= Aim =
From the listing below, pull out all lines with "Word" in them.

= Raw records =
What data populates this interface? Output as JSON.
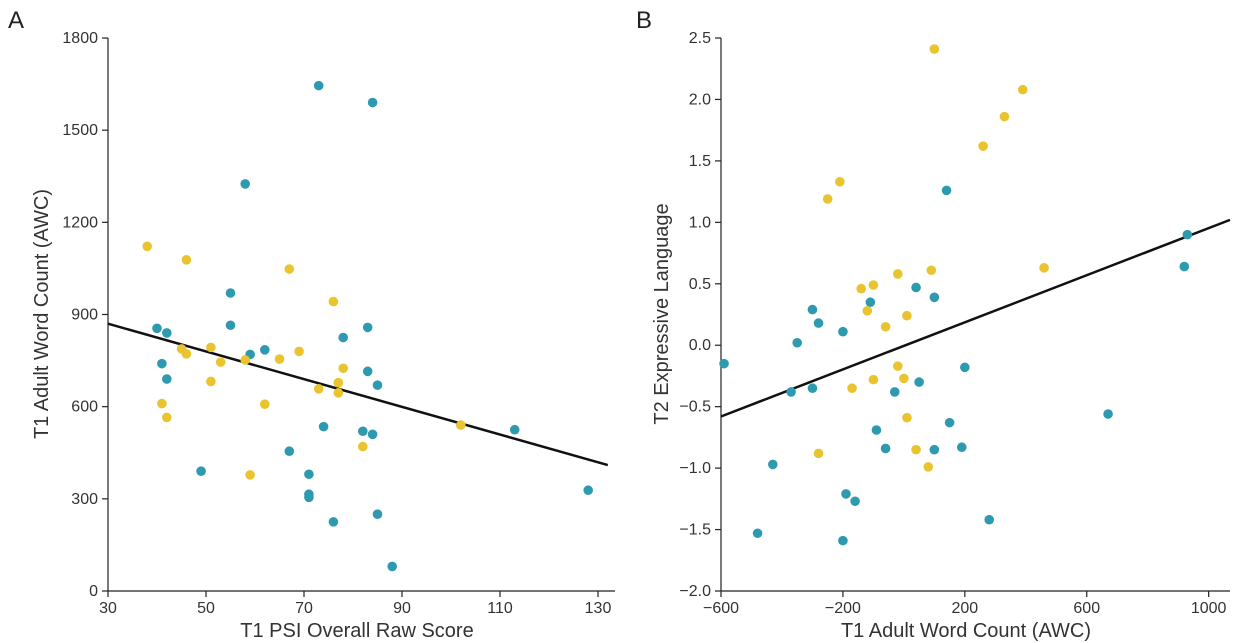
{
  "chart_data": [
    {
      "type": "scatter",
      "panel_label": "A",
      "xlabel": "T1 PSI Overall Raw Score",
      "ylabel": "T1 Adult Word Count (AWC)",
      "xlim": [
        30,
        132
      ],
      "ylim": [
        0,
        1800
      ],
      "xticks": [
        30,
        50,
        70,
        90,
        110,
        130
      ],
      "yticks": [
        0,
        300,
        600,
        900,
        1200,
        1500,
        1800
      ],
      "grid": false,
      "legend": "none",
      "regression_line": {
        "x": [
          30,
          132
        ],
        "y": [
          870,
          410
        ]
      },
      "series": [
        {
          "color": "#2e9aaf",
          "points": [
            [
              73,
              1645
            ],
            [
              84,
              1590
            ],
            [
              58,
              1325
            ],
            [
              55,
              970
            ],
            [
              55,
              865
            ],
            [
              40,
              855
            ],
            [
              42,
              840
            ],
            [
              83,
              858
            ],
            [
              78,
              825
            ],
            [
              59,
              770
            ],
            [
              62,
              785
            ],
            [
              41,
              740
            ],
            [
              42,
              690
            ],
            [
              83,
              715
            ],
            [
              85,
              670
            ],
            [
              74,
              535
            ],
            [
              82,
              520
            ],
            [
              84,
              510
            ],
            [
              113,
              525
            ],
            [
              67,
              455
            ],
            [
              49,
              390
            ],
            [
              71,
              380
            ],
            [
              71,
              315
            ],
            [
              71,
              305
            ],
            [
              128,
              328
            ],
            [
              85,
              250
            ],
            [
              76,
              225
            ],
            [
              88,
              80
            ]
          ]
        },
        {
          "color": "#e9c42e",
          "points": [
            [
              38,
              1122
            ],
            [
              46,
              1078
            ],
            [
              67,
              1048
            ],
            [
              76,
              942
            ],
            [
              51,
              793
            ],
            [
              45,
              788
            ],
            [
              46,
              772
            ],
            [
              69,
              780
            ],
            [
              65,
              755
            ],
            [
              58,
              752
            ],
            [
              53,
              745
            ],
            [
              78,
              725
            ],
            [
              51,
              682
            ],
            [
              77,
              678
            ],
            [
              73,
              658
            ],
            [
              77,
              645
            ],
            [
              41,
              610
            ],
            [
              62,
              608
            ],
            [
              42,
              565
            ],
            [
              102,
              540
            ],
            [
              82,
              470
            ],
            [
              59,
              378
            ]
          ]
        }
      ]
    },
    {
      "type": "scatter",
      "panel_label": "B",
      "xlabel": "T1 Adult Word Count (AWC)",
      "ylabel": "T2 Expressive Language",
      "xlim": [
        -600,
        1070
      ],
      "ylim": [
        -2.0,
        2.5
      ],
      "xticks": [
        -600,
        -200,
        200,
        600,
        1000
      ],
      "yticks": [
        -2.0,
        -1.5,
        -1.0,
        -0.5,
        0.0,
        0.5,
        1.0,
        1.5,
        2.0,
        2.5
      ],
      "ytick_labels": [
        "−2.0",
        "−1.5",
        "−1.0",
        "−0.5",
        "0.0",
        "0.5",
        "1.0",
        "1.5",
        "2.0",
        "2.5"
      ],
      "xtick_labels": [
        "−600",
        "−200",
        "200",
        "600",
        "1000"
      ],
      "grid": false,
      "legend": "none",
      "regression_line": {
        "x": [
          -600,
          1070
        ],
        "y": [
          -0.58,
          1.02
        ]
      },
      "series": [
        {
          "color": "#2e9aaf",
          "points": [
            [
              -590,
              -0.15
            ],
            [
              -480,
              -1.53
            ],
            [
              -430,
              -0.97
            ],
            [
              -370,
              -0.38
            ],
            [
              -350,
              0.02
            ],
            [
              -300,
              0.29
            ],
            [
              -280,
              0.18
            ],
            [
              -300,
              -0.35
            ],
            [
              -200,
              0.11
            ],
            [
              -190,
              -1.21
            ],
            [
              -200,
              -1.59
            ],
            [
              -160,
              -1.27
            ],
            [
              -110,
              0.35
            ],
            [
              -90,
              -0.69
            ],
            [
              -60,
              -0.84
            ],
            [
              -30,
              -0.38
            ],
            [
              40,
              0.47
            ],
            [
              50,
              -0.3
            ],
            [
              100,
              0.39
            ],
            [
              100,
              -0.85
            ],
            [
              140,
              1.26
            ],
            [
              150,
              -0.63
            ],
            [
              190,
              -0.83
            ],
            [
              200,
              -0.18
            ],
            [
              280,
              -1.42
            ],
            [
              670,
              -0.56
            ],
            [
              920,
              0.64
            ],
            [
              930,
              0.9
            ]
          ]
        },
        {
          "color": "#e9c42e",
          "points": [
            [
              100,
              2.41
            ],
            [
              390,
              2.08
            ],
            [
              330,
              1.86
            ],
            [
              260,
              1.62
            ],
            [
              -210,
              1.33
            ],
            [
              -250,
              1.19
            ],
            [
              -60,
              0.15
            ],
            [
              -140,
              0.46
            ],
            [
              -100,
              0.49
            ],
            [
              -20,
              0.58
            ],
            [
              90,
              0.61
            ],
            [
              460,
              0.63
            ],
            [
              -120,
              0.28
            ],
            [
              10,
              0.24
            ],
            [
              -20,
              -0.17
            ],
            [
              0,
              -0.27
            ],
            [
              -100,
              -0.28
            ],
            [
              -170,
              -0.35
            ],
            [
              10,
              -0.59
            ],
            [
              40,
              -0.85
            ],
            [
              80,
              -0.99
            ],
            [
              -280,
              -0.88
            ]
          ]
        }
      ]
    }
  ]
}
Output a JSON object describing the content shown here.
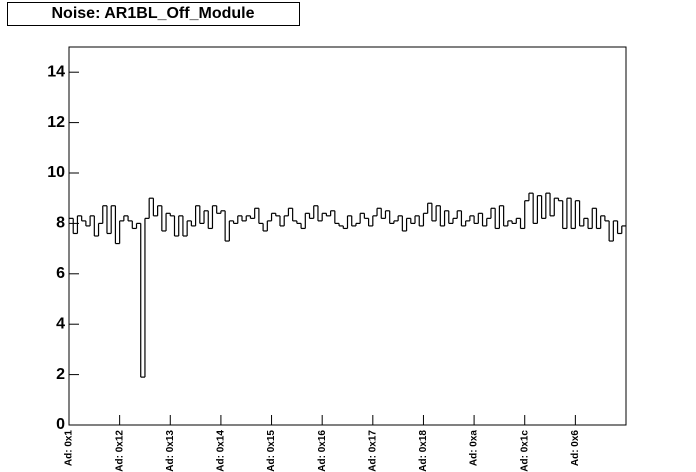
{
  "chart_data": {
    "type": "step",
    "title": "Noise: AR1BL_Off_Module",
    "categories": [
      "Ad: 0x1",
      null,
      null,
      null,
      null,
      null,
      null,
      null,
      null,
      null,
      null,
      null,
      "Ad: 0x12",
      null,
      null,
      null,
      null,
      null,
      null,
      null,
      null,
      null,
      null,
      null,
      "Ad: 0x13",
      null,
      null,
      null,
      null,
      null,
      null,
      null,
      null,
      null,
      null,
      null,
      "Ad: 0x14",
      null,
      null,
      null,
      null,
      null,
      null,
      null,
      null,
      null,
      null,
      null,
      "Ad: 0x15",
      null,
      null,
      null,
      null,
      null,
      null,
      null,
      null,
      null,
      null,
      null,
      "Ad: 0x16",
      null,
      null,
      null,
      null,
      null,
      null,
      null,
      null,
      null,
      null,
      null,
      "Ad: 0x17",
      null,
      null,
      null,
      null,
      null,
      null,
      null,
      null,
      null,
      null,
      null,
      "Ad: 0x18",
      null,
      null,
      null,
      null,
      null,
      null,
      null,
      null,
      null,
      null,
      null,
      "Ad: 0xa",
      null,
      null,
      null,
      null,
      null,
      null,
      null,
      null,
      null,
      null,
      null,
      "Ad: 0x1c",
      null,
      null,
      null,
      null,
      null,
      null,
      null,
      null,
      null,
      null,
      null,
      "Ad: 0x6",
      null,
      null,
      null,
      null,
      null,
      null,
      null,
      null,
      null,
      null,
      null
    ],
    "values": [
      8.2,
      7.6,
      8.3,
      8.1,
      7.9,
      8.3,
      7.5,
      8.0,
      8.7,
      7.6,
      8.7,
      7.2,
      8.1,
      8.3,
      8.1,
      7.8,
      8.0,
      1.9,
      8.2,
      9.0,
      8.3,
      8.7,
      7.7,
      8.4,
      8.3,
      7.5,
      8.3,
      7.5,
      8.1,
      7.9,
      8.7,
      8.0,
      8.5,
      7.8,
      8.7,
      8.4,
      8.5,
      7.3,
      8.1,
      8.0,
      8.3,
      8.1,
      8.3,
      8.2,
      8.6,
      8.0,
      7.7,
      8.1,
      8.4,
      8.3,
      7.9,
      8.3,
      8.6,
      8.1,
      8.0,
      7.8,
      8.4,
      8.2,
      8.7,
      8.1,
      8.4,
      8.3,
      8.5,
      8.0,
      7.9,
      7.8,
      8.3,
      7.9,
      8.0,
      8.4,
      8.2,
      7.9,
      8.3,
      8.6,
      8.2,
      8.5,
      8.0,
      8.1,
      8.3,
      7.7,
      8.2,
      8.0,
      8.3,
      7.9,
      8.4,
      8.8,
      8.1,
      8.7,
      7.9,
      8.5,
      8.0,
      8.2,
      8.5,
      7.9,
      8.1,
      8.3,
      8.0,
      8.4,
      7.9,
      8.2,
      8.6,
      7.8,
      8.7,
      7.9,
      8.1,
      8.0,
      8.2,
      7.8,
      8.9,
      9.2,
      8.0,
      9.1,
      8.2,
      9.2,
      8.3,
      9.0,
      8.9,
      7.8,
      9.0,
      7.8,
      8.9,
      7.9,
      8.2,
      7.8,
      8.6,
      7.8,
      8.3,
      8.1,
      7.3,
      8.1,
      7.6,
      7.9
    ],
    "color": "#000000",
    "ylim": [
      0,
      15
    ],
    "yticks": [
      0,
      2,
      4,
      6,
      8,
      10,
      12,
      14
    ]
  }
}
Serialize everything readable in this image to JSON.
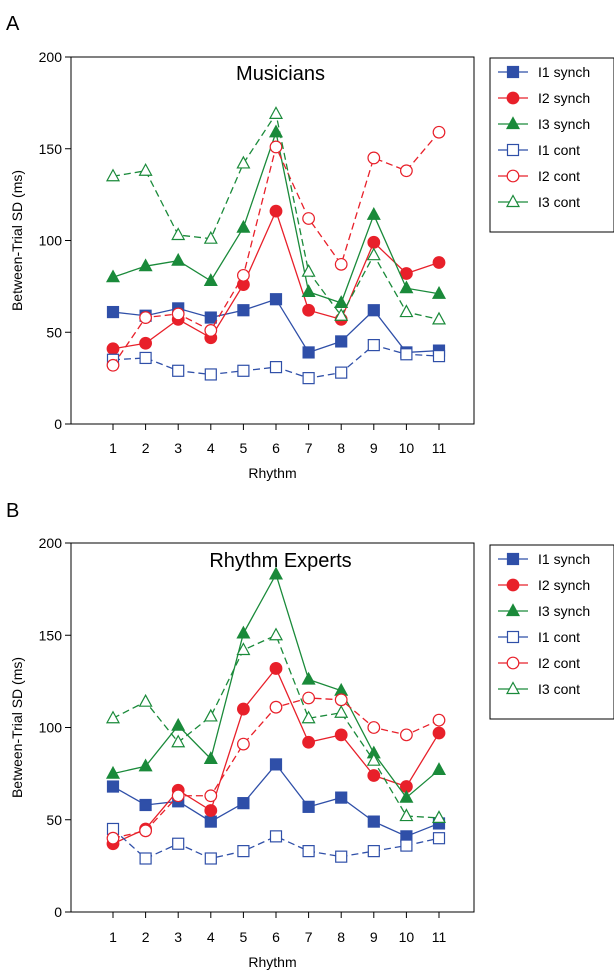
{
  "chart_data": [
    {
      "panel": "A",
      "type": "line",
      "title": "Musicians",
      "xlabel": "Rhythm",
      "ylabel": "Between-Trial SD (ms)",
      "ylim": [
        0,
        200
      ],
      "yticks": [
        0,
        50,
        100,
        150,
        200
      ],
      "x": [
        1,
        2,
        3,
        4,
        5,
        6,
        7,
        8,
        9,
        10,
        11
      ],
      "legend_position": "right",
      "series": [
        {
          "name": "I1 synch",
          "color": "#2f4fa8",
          "marker": "square",
          "filled": true,
          "dashed": false,
          "values": [
            61,
            59,
            63,
            58,
            62,
            68,
            39,
            45,
            62,
            39,
            40
          ]
        },
        {
          "name": "I2 synch",
          "color": "#e8202a",
          "marker": "circle",
          "filled": true,
          "dashed": false,
          "values": [
            41,
            44,
            57,
            47,
            76,
            116,
            62,
            57,
            99,
            82,
            88
          ]
        },
        {
          "name": "I3 synch",
          "color": "#1a8a3a",
          "marker": "triangle",
          "filled": true,
          "dashed": false,
          "values": [
            80,
            86,
            89,
            78,
            107,
            159,
            72,
            66,
            114,
            74,
            71
          ]
        },
        {
          "name": "I1 cont",
          "color": "#2f4fa8",
          "marker": "square",
          "filled": false,
          "dashed": true,
          "values": [
            35,
            36,
            29,
            27,
            29,
            31,
            25,
            28,
            43,
            38,
            37
          ]
        },
        {
          "name": "I2 cont",
          "color": "#e8202a",
          "marker": "circle",
          "filled": false,
          "dashed": true,
          "values": [
            32,
            58,
            60,
            51,
            81,
            151,
            112,
            87,
            145,
            138,
            159
          ]
        },
        {
          "name": "I3 cont",
          "color": "#1a8a3a",
          "marker": "triangle",
          "filled": false,
          "dashed": true,
          "values": [
            135,
            138,
            103,
            101,
            142,
            169,
            83,
            59,
            92,
            61,
            57
          ]
        }
      ]
    },
    {
      "panel": "B",
      "type": "line",
      "title": "Rhythm Experts",
      "xlabel": "Rhythm",
      "ylabel": "Between-Trial SD (ms)",
      "ylim": [
        0,
        200
      ],
      "yticks": [
        0,
        50,
        100,
        150,
        200
      ],
      "x": [
        1,
        2,
        3,
        4,
        5,
        6,
        7,
        8,
        9,
        10,
        11
      ],
      "legend_position": "right",
      "series": [
        {
          "name": "I1 synch",
          "color": "#2f4fa8",
          "marker": "square",
          "filled": true,
          "dashed": false,
          "values": [
            68,
            58,
            60,
            49,
            59,
            80,
            57,
            62,
            49,
            41,
            48
          ]
        },
        {
          "name": "I2 synch",
          "color": "#e8202a",
          "marker": "circle",
          "filled": true,
          "dashed": false,
          "values": [
            37,
            45,
            66,
            55,
            110,
            132,
            92,
            96,
            74,
            68,
            97
          ]
        },
        {
          "name": "I3 synch",
          "color": "#1a8a3a",
          "marker": "triangle",
          "filled": true,
          "dashed": false,
          "values": [
            75,
            79,
            101,
            83,
            151,
            183,
            126,
            120,
            86,
            62,
            77
          ]
        },
        {
          "name": "I1 cont",
          "color": "#2f4fa8",
          "marker": "square",
          "filled": false,
          "dashed": true,
          "values": [
            45,
            29,
            37,
            29,
            33,
            41,
            33,
            30,
            33,
            36,
            40
          ]
        },
        {
          "name": "I2 cont",
          "color": "#e8202a",
          "marker": "circle",
          "filled": false,
          "dashed": true,
          "values": [
            40,
            44,
            63,
            63,
            91,
            111,
            116,
            115,
            100,
            96,
            104
          ]
        },
        {
          "name": "I3 cont",
          "color": "#1a8a3a",
          "marker": "triangle",
          "filled": false,
          "dashed": true,
          "values": [
            105,
            114,
            92,
            106,
            142,
            150,
            105,
            108,
            82,
            52,
            51
          ]
        }
      ]
    }
  ]
}
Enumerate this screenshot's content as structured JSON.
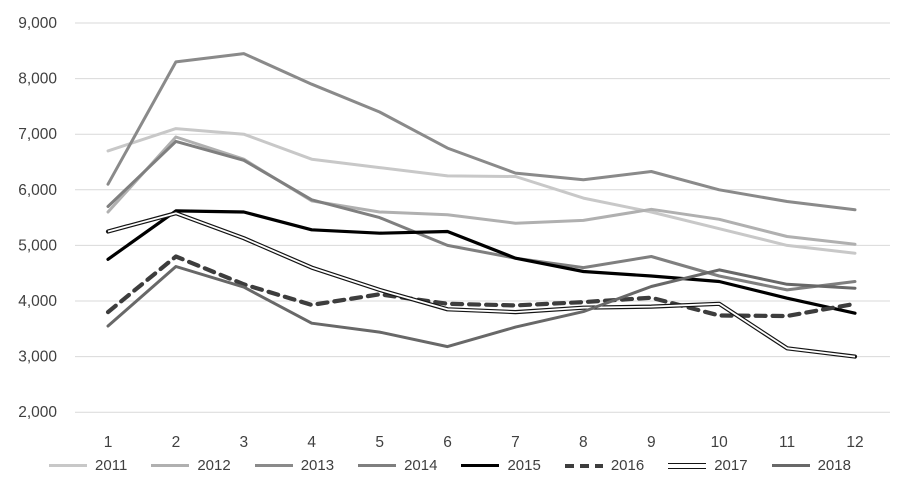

= Reply =
      "ylabel": "T1 Adult Word Count (AWC)",
      "xlabel": "T1 Adult Word Count (AWC)",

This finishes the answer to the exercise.